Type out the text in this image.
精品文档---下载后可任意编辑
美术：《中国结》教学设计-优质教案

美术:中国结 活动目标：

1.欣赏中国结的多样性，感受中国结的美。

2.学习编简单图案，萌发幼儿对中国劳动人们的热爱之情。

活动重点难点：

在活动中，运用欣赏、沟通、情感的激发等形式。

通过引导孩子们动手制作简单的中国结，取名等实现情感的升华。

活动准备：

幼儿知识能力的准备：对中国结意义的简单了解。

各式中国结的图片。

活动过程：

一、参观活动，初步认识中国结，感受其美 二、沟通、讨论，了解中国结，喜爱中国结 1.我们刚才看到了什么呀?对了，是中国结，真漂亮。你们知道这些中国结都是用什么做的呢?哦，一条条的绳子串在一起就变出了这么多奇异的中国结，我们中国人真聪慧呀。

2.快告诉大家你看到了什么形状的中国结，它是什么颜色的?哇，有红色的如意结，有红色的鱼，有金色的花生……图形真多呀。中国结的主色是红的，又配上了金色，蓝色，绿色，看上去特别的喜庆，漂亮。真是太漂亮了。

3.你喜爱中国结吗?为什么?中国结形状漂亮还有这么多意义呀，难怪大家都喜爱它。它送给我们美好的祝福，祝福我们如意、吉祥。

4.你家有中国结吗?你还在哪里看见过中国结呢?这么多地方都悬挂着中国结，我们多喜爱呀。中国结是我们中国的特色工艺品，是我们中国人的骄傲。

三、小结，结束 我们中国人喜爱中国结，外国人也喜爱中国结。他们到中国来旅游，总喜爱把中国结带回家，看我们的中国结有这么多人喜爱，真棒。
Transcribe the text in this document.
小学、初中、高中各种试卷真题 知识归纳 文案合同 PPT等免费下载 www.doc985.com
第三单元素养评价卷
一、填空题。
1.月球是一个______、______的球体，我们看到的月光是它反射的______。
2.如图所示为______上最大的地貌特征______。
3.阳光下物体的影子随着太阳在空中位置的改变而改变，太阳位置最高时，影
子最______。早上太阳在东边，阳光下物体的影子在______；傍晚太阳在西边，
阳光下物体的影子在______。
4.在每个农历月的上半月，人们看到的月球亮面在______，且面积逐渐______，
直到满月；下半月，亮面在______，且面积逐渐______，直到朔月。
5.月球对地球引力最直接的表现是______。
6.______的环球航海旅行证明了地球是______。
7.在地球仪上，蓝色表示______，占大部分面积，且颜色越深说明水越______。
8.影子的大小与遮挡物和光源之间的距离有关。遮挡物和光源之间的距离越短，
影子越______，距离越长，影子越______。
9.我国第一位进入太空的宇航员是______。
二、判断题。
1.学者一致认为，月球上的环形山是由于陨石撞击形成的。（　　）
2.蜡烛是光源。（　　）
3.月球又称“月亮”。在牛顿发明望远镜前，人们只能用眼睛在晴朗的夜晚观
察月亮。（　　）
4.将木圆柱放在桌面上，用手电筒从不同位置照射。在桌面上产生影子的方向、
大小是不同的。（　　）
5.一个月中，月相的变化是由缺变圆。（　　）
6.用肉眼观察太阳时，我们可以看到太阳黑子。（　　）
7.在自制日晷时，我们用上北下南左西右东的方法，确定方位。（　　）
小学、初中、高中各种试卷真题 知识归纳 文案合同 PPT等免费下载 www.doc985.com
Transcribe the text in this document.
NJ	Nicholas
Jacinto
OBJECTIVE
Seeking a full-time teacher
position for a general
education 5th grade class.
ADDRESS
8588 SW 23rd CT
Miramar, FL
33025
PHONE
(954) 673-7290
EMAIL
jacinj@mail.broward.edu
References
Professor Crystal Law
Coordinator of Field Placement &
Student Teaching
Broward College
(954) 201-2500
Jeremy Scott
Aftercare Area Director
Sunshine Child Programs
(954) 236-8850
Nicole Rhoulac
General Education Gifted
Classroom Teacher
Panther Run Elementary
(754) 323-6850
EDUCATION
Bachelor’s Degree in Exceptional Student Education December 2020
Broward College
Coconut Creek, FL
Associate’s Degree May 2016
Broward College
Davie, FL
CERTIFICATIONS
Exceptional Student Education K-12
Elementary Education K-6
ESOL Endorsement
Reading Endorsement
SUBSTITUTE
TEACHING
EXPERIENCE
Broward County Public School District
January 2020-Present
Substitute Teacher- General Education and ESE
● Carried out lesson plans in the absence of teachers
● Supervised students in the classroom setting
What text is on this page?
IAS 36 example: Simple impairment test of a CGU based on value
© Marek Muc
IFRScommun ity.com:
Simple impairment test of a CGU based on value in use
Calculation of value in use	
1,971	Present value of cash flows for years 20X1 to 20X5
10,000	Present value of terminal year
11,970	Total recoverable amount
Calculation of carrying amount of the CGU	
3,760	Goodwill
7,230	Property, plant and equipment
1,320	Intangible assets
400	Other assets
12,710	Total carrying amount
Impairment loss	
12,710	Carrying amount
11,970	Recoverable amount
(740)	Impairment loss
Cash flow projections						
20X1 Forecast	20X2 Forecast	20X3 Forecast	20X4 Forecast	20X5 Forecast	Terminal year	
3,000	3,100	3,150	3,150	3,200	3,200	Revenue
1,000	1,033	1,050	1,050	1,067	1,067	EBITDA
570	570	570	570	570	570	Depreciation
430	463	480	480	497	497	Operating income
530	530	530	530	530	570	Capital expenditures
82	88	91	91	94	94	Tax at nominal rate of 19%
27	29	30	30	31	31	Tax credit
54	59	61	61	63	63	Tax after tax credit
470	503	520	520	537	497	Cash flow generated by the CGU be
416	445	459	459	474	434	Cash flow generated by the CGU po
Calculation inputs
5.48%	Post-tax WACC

——————————

Exercise brief: Print the records above in full, exactly.

Answer to this exercise:
Type out the text in this image.
精品文档---下载后可任意编辑
美术：《中国结》教学设计-优质教案

美术:中国结 活动目标：

1.欣赏中国结的多样性，感受中国结的美。

2.学习编简单图案，萌发幼儿对中国劳动人们的热爱之情。

活动重点难点：

在活动中，运用欣赏、沟通、情感的激发等形式。

通过引导孩子们动手制作简单的中国结，取名等实现情感的升华。

活动准备：

幼儿知识能力的准备：对中国结意义的简单了解。

各式中国结的图片。

活动过程：

一、参观活动，初步认识中国结，感受其美 二、沟通、讨论，了解中国结，喜爱中国结 1.我们刚才看到了什么呀?对了，是中国结，真漂亮。你们知道这些中国结都是用什么做的呢?哦，一条条的绳子串在一起就变出了这么多奇异的中国结，我们中国人真聪慧呀。

2.快告诉大家你看到了什么形状的中国结，它是什么颜色的?哇，有红色的如意结，有红色的鱼，有金色的花生……图形真多呀。中国结的主色是红的，又配上了金色，蓝色，绿色，看上去特别的喜庆，漂亮。真是太漂亮了。

3.你喜爱中国结吗?为什么?中国结形状漂亮还有这么多意义呀，难怪大家都喜爱它。它送给我们美好的祝福，祝福我们如意、吉祥。

4.你家有中国结吗?你还在哪里看见过中国结呢?这么多地方都悬挂着中国结，我们多喜爱呀。中国结是我们中国的特色工艺品，是我们中国人的骄傲。

三、小结，结束 我们中国人喜爱中国结，外国人也喜爱中国结。他们到中国来旅游，总喜爱把中国结带回家，看我们的中国结有这么多人喜爱，真棒。
Transcribe the text in this document.
小学、初中、高中各种试卷真题 知识归纳 文案合同 PPT等免费下载 www.doc985.com
第三单元素养评价卷
一、填空题。
1.月球是一个______、______的球体，我们看到的月光是它反射的______。
2.如图所示为______上最大的地貌特征______。
3.阳光下物体的影子随着太阳在空中位置的改变而改变，太阳位置最高时，影
子最______。早上太阳在东边，阳光下物体的影子在______；傍晚太阳在西边，
阳光下物体的影子在______。
4.在每个农历月的上半月，人们看到的月球亮面在______，且面积逐渐______，
直到满月；下半月，亮面在______，且面积逐渐______，直到朔月。
5.月球对地球引力最直接的表现是______。
6.______的环球航海旅行证明了地球是______。
7.在地球仪上，蓝色表示______，占大部分面积，且颜色越深说明水越______。
8.影子的大小与遮挡物和光源之间的距离有关。遮挡物和光源之间的距离越短，
影子越______，距离越长，影子越______。
9.我国第一位进入太空的宇航员是______。
二、判断题。
1.学者一致认为，月球上的环形山是由于陨石撞击形成的。（　　）
2.蜡烛是光源。（　　）
3.月球又称“月亮”。在牛顿发明望远镜前，人们只能用眼睛在晴朗的夜晚观
察月亮。（　　）
4.将木圆柱放在桌面上，用手电筒从不同位置照射。在桌面上产生影子的方向、
大小是不同的。（　　）
5.一个月中，月相的变化是由缺变圆。（　　）
6.用肉眼观察太阳时，我们可以看到太阳黑子。（　　）
7.在自制日晷时，我们用上北下南左西右东的方法，确定方位。（　　）
小学、初中、高中各种试卷真题 知识归纳 文案合同 PPT等免费下载 www.doc985.com
Transcribe the text in this document.
NJ	Nicholas
Jacinto
OBJECTIVE
Seeking a full-time teacher
position for a general
education 5th grade class.
ADDRESS
8588 SW 23rd CT
Miramar, FL
33025
PHONE
(954) 673-7290
EMAIL
jacinj@mail.broward.edu
References
Professor Crystal Law
Coordinator of Field Placement &
Student Teaching
Broward College
(954) 201-2500
Jeremy Scott
Aftercare Area Director
Sunshine Child Programs
(954) 236-8850
Nicole Rhoulac
General Education Gifted
Classroom Teacher
Panther Run Elementary
(754) 323-6850
EDUCATION
Bachelor’s Degree in Exceptional Student Education December 2020
Broward College
Coconut Creek, FL
Associate’s Degree May 2016
Broward College
Davie, FL
CERTIFICATIONS
Exceptional Student Education K-12
Elementary Education K-6
ESOL Endorsement
Reading Endorsement
SUBSTITUTE
TEACHING
EXPERIENCE
Broward County Public School District
January 2020-Present
Substitute Teacher- General Education and ESE
● Carried out lesson plans in the absence of teachers
● Supervised students in the classroom setting
What text is on this page?
IAS 36 example: Simple impairment test of a CGU based on value
© Marek Muc
IFRScommun ity.com:
Simple impairment test of a CGU based on value in use
Calculation of value in use	
1,971	Present value of cash flows for years 20X1 to 20X5
10,000	Present value of terminal year
11,970	Total recoverable amount
Calculation of carrying amount of the CGU	
3,760	Goodwill
7,230	Property, plant and equipment
1,320	Intangible assets
400	Other assets
12,710	Total carrying amount
Impairment loss	
12,710	Carrying amount
11,970	Recoverable amount
(740)	Impairment loss
Cash flow projections						
20X1 Forecast	20X2 Forecast	20X3 Forecast	20X4 Forecast	20X5 Forecast	Terminal year	
3,000	3,100	3,150	3,150	3,200	3,200	Revenue
1,000	1,033	1,050	1,050	1,067	1,067	EBITDA
570	570	570	570	570	570	Depreciation
430	463	480	480	497	497	Operating income
530	530	530	530	530	570	Capital expenditures
82	88	91	91	94	94	Tax at nominal rate of 19%
27	29	30	30	31	31	Tax credit
54	59	61	61	63	63	Tax after tax credit
470	503	520	520	537	497	Cash flow generated by the CGU be
416	445	459	459	474	434	Cash flow generated by the CGU po
Calculation inputs
5.48%	Post-tax WACC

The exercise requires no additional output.